+++ SELECTED EXCERPT
Words by Tess Becker

Facing homelessness at its face value is already a difficult prospect. Things like warmth, consistent comfort, and even something as simple as a warm shower become hard to find.

That’s something that LavaMae wanted to address on the streets of California.

LavaMae was founded in 2014 and is a non-profit that got its start by building mobile showers for unhoused people in San Fransisco, soon after expanding into neighboring Oakland and Los Angeles. 

Today LavaMae – now LavaMaeX – has helped communities around the US and the world build mobile showers and other needs for their unhoused populations. 

According to LavaMae’s CEO Kris Kepler, it all started because the founder Doniece Sandoval wanted to help people in her San Fransisco community after coming across a woman who couldn’t find a place to clean herself. 

'She decided she wanted to start up a mobile shower unit'

“It just really kind of piqued her curiosity and she then went back and did some research to understand how many public showers there were in the city of San Francisco,” Kris tells Smiley News. “It turns out there were only 16 shower stalls for 7000 people.

“She decided that she wanted to start up a mobile shower unit as a way to bring it to the streets – so she took some old retired mini buses and converted them into private stalls, showers, and toilets and brought it to the streets of San Francisco.”

Their original goal was to help 30,000 Californians over the first five years – something that they’ve since burst through.

“That that was our main goal, but really, what's most important to us is what our mission is: to change the way the world sees and serves our unhoused neighbors,” Kris says. “So really treating everybody with dignity, love, compassion, and seeing them as the amazing people that they are and I think many of us take a shower for granted.”

When the word of what they were doing got out, cities, institutions, individuals, and communities around the world started asking them to expand to more locations. 

“I think we received over 4000 requests across 38 countries and that's when we started to think about what can we do to help other communities bring programs like ours to their own with what we call ‘radical hospitality’ with love and dignity and respect,” Kris says.

They got to work creating toolkits and hosting training on how to put together and deliver the showers as well as another of their services called Pop-Up Care Villages.
++++++
## QUESTIONS ON THE MATERIAL
a – Which people does the LavaMae article name?
b – What comes next in the article about LavaMae's mobile showers? Write a continuation that follows its last sentence.
+++ DATA EXTRACT
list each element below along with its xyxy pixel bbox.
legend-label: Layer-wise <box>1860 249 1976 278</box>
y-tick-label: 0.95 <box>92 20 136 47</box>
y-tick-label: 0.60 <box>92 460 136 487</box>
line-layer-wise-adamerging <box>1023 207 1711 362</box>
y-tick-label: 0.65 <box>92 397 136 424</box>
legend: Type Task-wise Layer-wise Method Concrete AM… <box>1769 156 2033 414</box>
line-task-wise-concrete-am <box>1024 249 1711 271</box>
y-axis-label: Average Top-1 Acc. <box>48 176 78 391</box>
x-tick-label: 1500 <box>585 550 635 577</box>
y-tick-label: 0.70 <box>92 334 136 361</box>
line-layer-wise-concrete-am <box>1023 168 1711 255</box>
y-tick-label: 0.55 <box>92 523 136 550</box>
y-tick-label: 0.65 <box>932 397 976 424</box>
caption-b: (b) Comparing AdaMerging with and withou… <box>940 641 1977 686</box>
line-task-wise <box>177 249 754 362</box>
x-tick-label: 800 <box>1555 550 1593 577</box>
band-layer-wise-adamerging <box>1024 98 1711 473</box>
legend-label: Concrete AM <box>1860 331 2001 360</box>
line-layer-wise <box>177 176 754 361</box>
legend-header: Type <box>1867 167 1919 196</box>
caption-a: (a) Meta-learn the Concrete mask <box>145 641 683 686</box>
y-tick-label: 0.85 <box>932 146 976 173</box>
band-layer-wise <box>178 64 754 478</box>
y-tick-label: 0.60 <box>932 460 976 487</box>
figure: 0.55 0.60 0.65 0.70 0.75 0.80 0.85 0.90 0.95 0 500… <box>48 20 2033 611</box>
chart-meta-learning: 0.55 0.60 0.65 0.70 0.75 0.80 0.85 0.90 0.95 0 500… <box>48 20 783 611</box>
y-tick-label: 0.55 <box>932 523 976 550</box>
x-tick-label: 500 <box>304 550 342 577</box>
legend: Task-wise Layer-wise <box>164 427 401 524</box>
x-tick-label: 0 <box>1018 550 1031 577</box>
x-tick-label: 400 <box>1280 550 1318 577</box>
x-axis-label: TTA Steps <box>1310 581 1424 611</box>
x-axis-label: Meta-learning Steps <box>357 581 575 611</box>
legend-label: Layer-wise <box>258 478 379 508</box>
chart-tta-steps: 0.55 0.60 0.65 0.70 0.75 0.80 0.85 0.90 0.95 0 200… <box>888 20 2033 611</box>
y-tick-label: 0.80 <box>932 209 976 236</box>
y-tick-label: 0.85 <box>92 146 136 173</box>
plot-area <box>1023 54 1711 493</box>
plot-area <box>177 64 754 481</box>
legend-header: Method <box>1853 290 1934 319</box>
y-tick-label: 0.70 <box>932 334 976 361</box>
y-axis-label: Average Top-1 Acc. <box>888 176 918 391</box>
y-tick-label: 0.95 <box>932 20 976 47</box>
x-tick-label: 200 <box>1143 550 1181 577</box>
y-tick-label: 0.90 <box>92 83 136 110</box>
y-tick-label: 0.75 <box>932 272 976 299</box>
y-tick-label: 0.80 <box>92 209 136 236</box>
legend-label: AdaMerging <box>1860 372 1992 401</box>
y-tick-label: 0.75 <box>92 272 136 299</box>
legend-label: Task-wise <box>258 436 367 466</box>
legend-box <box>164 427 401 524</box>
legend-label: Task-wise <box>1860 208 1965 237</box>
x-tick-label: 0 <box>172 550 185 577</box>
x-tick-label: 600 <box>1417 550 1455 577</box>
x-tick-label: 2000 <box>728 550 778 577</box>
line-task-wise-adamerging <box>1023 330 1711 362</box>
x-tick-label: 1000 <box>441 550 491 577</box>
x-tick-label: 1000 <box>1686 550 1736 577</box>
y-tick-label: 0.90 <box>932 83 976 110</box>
++++++
## EXPECTED RESPONSES
a –
- Tess Becker, who wrote the words
- Kris Kepler, LavaMae's CEO
- Doniece Sandoval, LavaMae's founder

b –
'The showers are the anchor or the gateway so people feel clean'

“Pop-Up Care Villages is where we bring a bunch of critical services to the streets to increase access, so they don't have to go to every single brick and mortar, building in order to receive things like clothing, job help, housing resources, those kinds of things,” Kris says.

Those villages turn into little events, not dissimilar to pop-up shops and farmer’s markets. Some of the services that show up are groups that give out clothing or even medical care for treating wounds and distributing Covid-19 vaccines. 

“The showers are the anchor or the gateway so people feel clean, and then they're oftentimes more receptive to the other services that are there for them,” Kris says.

Their goal now is to help other communities provide services to unhoused people in their communities around the world.

“Our five-year impact goal is to collectively serve 100,000 people by 2024 with the network of providers that are modeling our programs in their own communities,” Kris says. 

She and LavaMaeX as a whole just want to bring compassion to people experiencing homelessness.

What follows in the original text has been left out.